Task prompt:
Could you copy out the items below, swapping every "legend-swatch" for "legend-marker" and leaving all else unchanged?

Data for this exercise:
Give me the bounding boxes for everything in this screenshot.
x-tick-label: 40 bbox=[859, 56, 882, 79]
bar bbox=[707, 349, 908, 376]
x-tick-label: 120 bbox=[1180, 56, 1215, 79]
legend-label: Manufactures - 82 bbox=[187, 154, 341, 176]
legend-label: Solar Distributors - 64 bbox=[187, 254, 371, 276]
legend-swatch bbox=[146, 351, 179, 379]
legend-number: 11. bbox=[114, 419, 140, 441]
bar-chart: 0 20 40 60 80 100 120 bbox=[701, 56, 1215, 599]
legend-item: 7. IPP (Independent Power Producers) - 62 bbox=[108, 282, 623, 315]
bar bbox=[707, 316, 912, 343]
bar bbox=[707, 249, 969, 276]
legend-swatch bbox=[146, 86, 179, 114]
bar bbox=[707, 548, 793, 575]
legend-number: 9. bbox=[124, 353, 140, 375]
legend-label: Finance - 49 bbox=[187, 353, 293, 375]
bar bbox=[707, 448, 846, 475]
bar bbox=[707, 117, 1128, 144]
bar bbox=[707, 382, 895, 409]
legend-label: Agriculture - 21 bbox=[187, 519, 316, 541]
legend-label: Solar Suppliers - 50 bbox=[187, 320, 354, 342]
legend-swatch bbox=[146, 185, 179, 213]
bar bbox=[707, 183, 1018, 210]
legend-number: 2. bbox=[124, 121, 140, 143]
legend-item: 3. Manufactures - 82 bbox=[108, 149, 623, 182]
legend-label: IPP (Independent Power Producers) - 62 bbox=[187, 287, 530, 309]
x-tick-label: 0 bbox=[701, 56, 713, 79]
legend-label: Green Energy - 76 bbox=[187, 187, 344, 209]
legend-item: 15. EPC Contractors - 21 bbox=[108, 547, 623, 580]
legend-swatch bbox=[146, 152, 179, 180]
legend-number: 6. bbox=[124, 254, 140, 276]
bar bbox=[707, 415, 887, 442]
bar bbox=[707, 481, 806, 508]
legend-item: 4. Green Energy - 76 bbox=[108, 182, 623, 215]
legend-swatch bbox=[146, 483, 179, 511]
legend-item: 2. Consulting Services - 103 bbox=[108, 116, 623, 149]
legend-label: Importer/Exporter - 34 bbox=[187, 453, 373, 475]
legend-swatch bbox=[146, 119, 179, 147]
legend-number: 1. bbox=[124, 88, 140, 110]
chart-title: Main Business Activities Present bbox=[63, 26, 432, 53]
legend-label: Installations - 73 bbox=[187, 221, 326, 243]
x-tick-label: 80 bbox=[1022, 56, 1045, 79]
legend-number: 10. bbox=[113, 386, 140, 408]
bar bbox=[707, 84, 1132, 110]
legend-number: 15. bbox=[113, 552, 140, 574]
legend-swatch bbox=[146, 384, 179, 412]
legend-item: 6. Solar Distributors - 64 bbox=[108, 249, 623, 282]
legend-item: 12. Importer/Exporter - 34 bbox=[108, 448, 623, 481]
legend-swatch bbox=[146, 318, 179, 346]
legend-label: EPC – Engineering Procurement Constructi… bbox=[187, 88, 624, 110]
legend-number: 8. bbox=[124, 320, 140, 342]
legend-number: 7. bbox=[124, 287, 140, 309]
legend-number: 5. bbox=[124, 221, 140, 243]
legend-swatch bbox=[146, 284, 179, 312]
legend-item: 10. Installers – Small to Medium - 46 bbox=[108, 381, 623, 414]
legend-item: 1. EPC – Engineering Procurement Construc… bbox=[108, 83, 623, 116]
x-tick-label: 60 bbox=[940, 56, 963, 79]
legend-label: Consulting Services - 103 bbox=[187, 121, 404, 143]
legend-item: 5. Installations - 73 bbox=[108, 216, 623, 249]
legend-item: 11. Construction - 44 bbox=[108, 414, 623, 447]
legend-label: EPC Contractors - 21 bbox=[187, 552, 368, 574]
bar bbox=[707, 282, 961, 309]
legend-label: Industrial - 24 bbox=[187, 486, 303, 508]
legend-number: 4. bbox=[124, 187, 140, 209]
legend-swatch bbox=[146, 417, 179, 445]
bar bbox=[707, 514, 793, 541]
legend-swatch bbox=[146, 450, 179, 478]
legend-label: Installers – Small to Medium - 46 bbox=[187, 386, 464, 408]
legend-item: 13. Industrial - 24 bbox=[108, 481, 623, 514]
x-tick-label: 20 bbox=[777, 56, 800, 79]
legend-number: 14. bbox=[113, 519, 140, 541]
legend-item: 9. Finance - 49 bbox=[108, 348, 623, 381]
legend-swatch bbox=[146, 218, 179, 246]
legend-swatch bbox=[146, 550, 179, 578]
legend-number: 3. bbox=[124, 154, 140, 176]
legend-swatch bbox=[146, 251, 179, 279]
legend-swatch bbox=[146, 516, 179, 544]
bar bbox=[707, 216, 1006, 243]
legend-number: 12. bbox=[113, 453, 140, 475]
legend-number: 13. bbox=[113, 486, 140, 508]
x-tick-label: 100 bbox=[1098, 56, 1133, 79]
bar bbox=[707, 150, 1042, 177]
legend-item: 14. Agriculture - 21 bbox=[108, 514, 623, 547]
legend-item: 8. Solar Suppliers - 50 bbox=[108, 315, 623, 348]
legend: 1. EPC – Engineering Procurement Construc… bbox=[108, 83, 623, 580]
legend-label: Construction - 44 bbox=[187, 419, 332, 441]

Reply:
Give me the bounding boxes for everything in this screenshot.
x-tick-label: 40 bbox=[859, 56, 882, 79]
bar bbox=[707, 349, 908, 376]
x-tick-label: 120 bbox=[1180, 56, 1215, 79]
legend-label: Manufactures - 82 bbox=[187, 154, 341, 176]
legend-label: Solar Distributors - 64 bbox=[187, 254, 371, 276]
legend-marker bbox=[146, 351, 179, 379]
legend-number: 11. bbox=[114, 419, 140, 441]
bar-chart: 0 20 40 60 80 100 120 bbox=[701, 56, 1215, 599]
legend-item: 7. IPP (Independent Power Producers) - 62 bbox=[108, 282, 623, 315]
bar bbox=[707, 316, 912, 343]
bar bbox=[707, 249, 969, 276]
legend-marker bbox=[146, 86, 179, 114]
bar bbox=[707, 548, 793, 575]
legend-number: 9. bbox=[124, 353, 140, 375]
legend-label: Finance - 49 bbox=[187, 353, 293, 375]
bar bbox=[707, 448, 846, 475]
bar bbox=[707, 117, 1128, 144]
bar bbox=[707, 382, 895, 409]
legend-label: Agriculture - 21 bbox=[187, 519, 316, 541]
legend-label: Solar Suppliers - 50 bbox=[187, 320, 354, 342]
legend-marker bbox=[146, 185, 179, 213]
bar bbox=[707, 183, 1018, 210]
legend-number: 2. bbox=[124, 121, 140, 143]
legend-item: 3. Manufactures - 82 bbox=[108, 149, 623, 182]
legend-label: IPP (Independent Power Producers) - 62 bbox=[187, 287, 530, 309]
x-tick-label: 0 bbox=[701, 56, 713, 79]
legend-label: Green Energy - 76 bbox=[187, 187, 344, 209]
legend-item: 15. EPC Contractors - 21 bbox=[108, 547, 623, 580]
legend-marker bbox=[146, 152, 179, 180]
legend-number: 6. bbox=[124, 254, 140, 276]
bar bbox=[707, 415, 887, 442]
bar bbox=[707, 481, 806, 508]
legend-item: 4. Green Energy - 76 bbox=[108, 182, 623, 215]
legend-marker bbox=[146, 483, 179, 511]
legend-item: 2. Consulting Services - 103 bbox=[108, 116, 623, 149]
legend-label: Importer/Exporter - 34 bbox=[187, 453, 373, 475]
legend-marker bbox=[146, 119, 179, 147]
legend-number: 1. bbox=[124, 88, 140, 110]
chart-title: Main Business Activities Present bbox=[63, 26, 432, 53]
legend-label: Installations - 73 bbox=[187, 221, 326, 243]
x-tick-label: 80 bbox=[1022, 56, 1045, 79]
legend-number: 10. bbox=[113, 386, 140, 408]
bar bbox=[707, 84, 1132, 110]
legend-number: 15. bbox=[113, 552, 140, 574]
legend-marker bbox=[146, 384, 179, 412]
legend-item: 6. Solar Distributors - 64 bbox=[108, 249, 623, 282]
legend-item: 12. Importer/Exporter - 34 bbox=[108, 448, 623, 481]
legend-marker bbox=[146, 318, 179, 346]
legend-label: EPC – Engineering Procurement Constructi… bbox=[187, 88, 624, 110]
legend-number: 8. bbox=[124, 320, 140, 342]
legend-number: 7. bbox=[124, 287, 140, 309]
legend-number: 5. bbox=[124, 221, 140, 243]
legend-marker bbox=[146, 284, 179, 312]
legend-item: 10. Installers – Small to Medium - 46 bbox=[108, 381, 623, 414]
legend-item: 1. EPC – Engineering Procurement Construc… bbox=[108, 83, 623, 116]
x-tick-label: 60 bbox=[940, 56, 963, 79]
legend-label: Consulting Services - 103 bbox=[187, 121, 404, 143]
legend-item: 5. Installations - 73 bbox=[108, 216, 623, 249]
legend-item: 11. Construction - 44 bbox=[108, 414, 623, 447]
legend-label: EPC Contractors - 21 bbox=[187, 552, 368, 574]
bar bbox=[707, 282, 961, 309]
legend-label: Industrial - 24 bbox=[187, 486, 303, 508]
legend-number: 4. bbox=[124, 187, 140, 209]
legend-marker bbox=[146, 417, 179, 445]
bar bbox=[707, 514, 793, 541]
legend-marker bbox=[146, 450, 179, 478]
legend-label: Installers – Small to Medium - 46 bbox=[187, 386, 464, 408]
legend-item: 13. Industrial - 24 bbox=[108, 481, 623, 514]
x-tick-label: 20 bbox=[777, 56, 800, 79]
legend-number: 14. bbox=[113, 519, 140, 541]
legend-item: 9. Finance - 49 bbox=[108, 348, 623, 381]
legend-marker bbox=[146, 218, 179, 246]
legend-marker bbox=[146, 550, 179, 578]
legend-number: 3. bbox=[124, 154, 140, 176]
legend-marker bbox=[146, 251, 179, 279]
legend-marker bbox=[146, 516, 179, 544]
bar bbox=[707, 216, 1006, 243]
legend-number: 12. bbox=[113, 453, 140, 475]
legend-number: 13. bbox=[113, 486, 140, 508]
x-tick-label: 100 bbox=[1098, 56, 1133, 79]
bar bbox=[707, 150, 1042, 177]
legend-item: 14. Agriculture - 21 bbox=[108, 514, 623, 547]
legend-item: 8. Solar Suppliers - 50 bbox=[108, 315, 623, 348]
legend: 1. EPC – Engineering Procurement Construc… bbox=[108, 83, 623, 580]
legend-label: Construction - 44 bbox=[187, 419, 332, 441]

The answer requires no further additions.